■ **DATASET RECORDS**
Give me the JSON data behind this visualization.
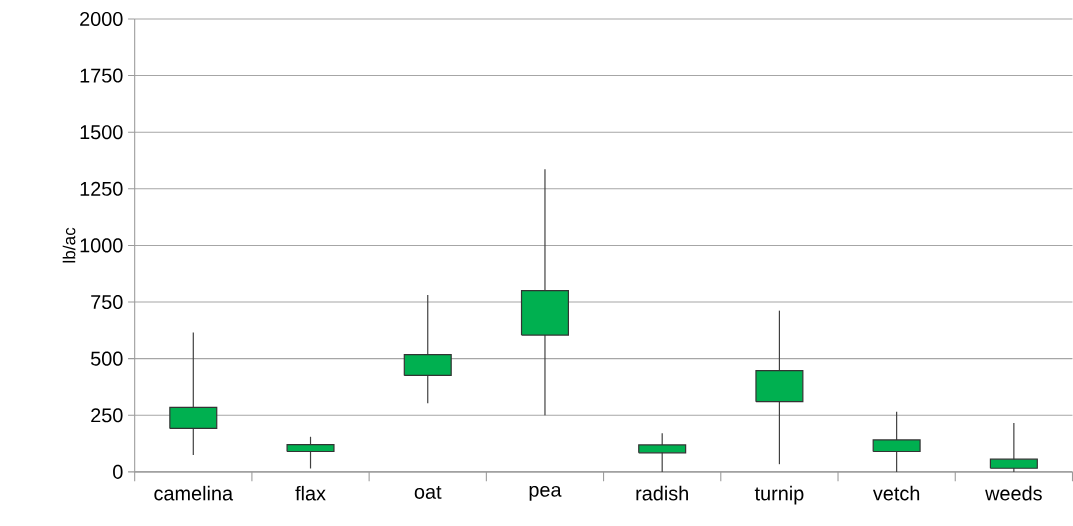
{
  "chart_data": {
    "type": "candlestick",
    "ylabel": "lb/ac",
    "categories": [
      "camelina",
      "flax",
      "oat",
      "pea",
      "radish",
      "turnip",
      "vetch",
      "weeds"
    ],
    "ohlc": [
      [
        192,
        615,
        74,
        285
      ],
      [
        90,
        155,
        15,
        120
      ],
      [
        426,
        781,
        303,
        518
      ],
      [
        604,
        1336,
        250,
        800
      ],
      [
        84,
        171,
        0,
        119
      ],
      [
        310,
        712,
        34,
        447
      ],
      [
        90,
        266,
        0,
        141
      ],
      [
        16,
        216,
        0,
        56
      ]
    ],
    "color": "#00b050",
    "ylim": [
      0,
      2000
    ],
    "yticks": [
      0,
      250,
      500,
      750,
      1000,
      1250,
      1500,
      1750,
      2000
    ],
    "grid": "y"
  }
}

■ **EXERCISE BRIEF**
Print the complete listing exactly, apart from any pictures.

■ **ANSWER FOR THIS EXERCISE**
Give me the JSON data behind this visualization.
{
  "chart_data": {
    "type": "candlestick",
    "ylabel": "lb/ac",
    "categories": [
      "camelina",
      "flax",
      "oat",
      "pea",
      "radish",
      "turnip",
      "vetch",
      "weeds"
    ],
    "ohlc": [
      [
        192,
        615,
        74,
        285
      ],
      [
        90,
        155,
        15,
        120
      ],
      [
        426,
        781,
        303,
        518
      ],
      [
        604,
        1336,
        250,
        800
      ],
      [
        84,
        171,
        0,
        119
      ],
      [
        310,
        712,
        34,
        447
      ],
      [
        90,
        266,
        0,
        141
      ],
      [
        16,
        216,
        0,
        56
      ]
    ],
    "color": "#00b050",
    "ylim": [
      0,
      2000
    ],
    "yticks": [
      0,
      250,
      500,
      750,
      1000,
      1250,
      1500,
      1750,
      2000
    ],
    "grid": "y"
  }
}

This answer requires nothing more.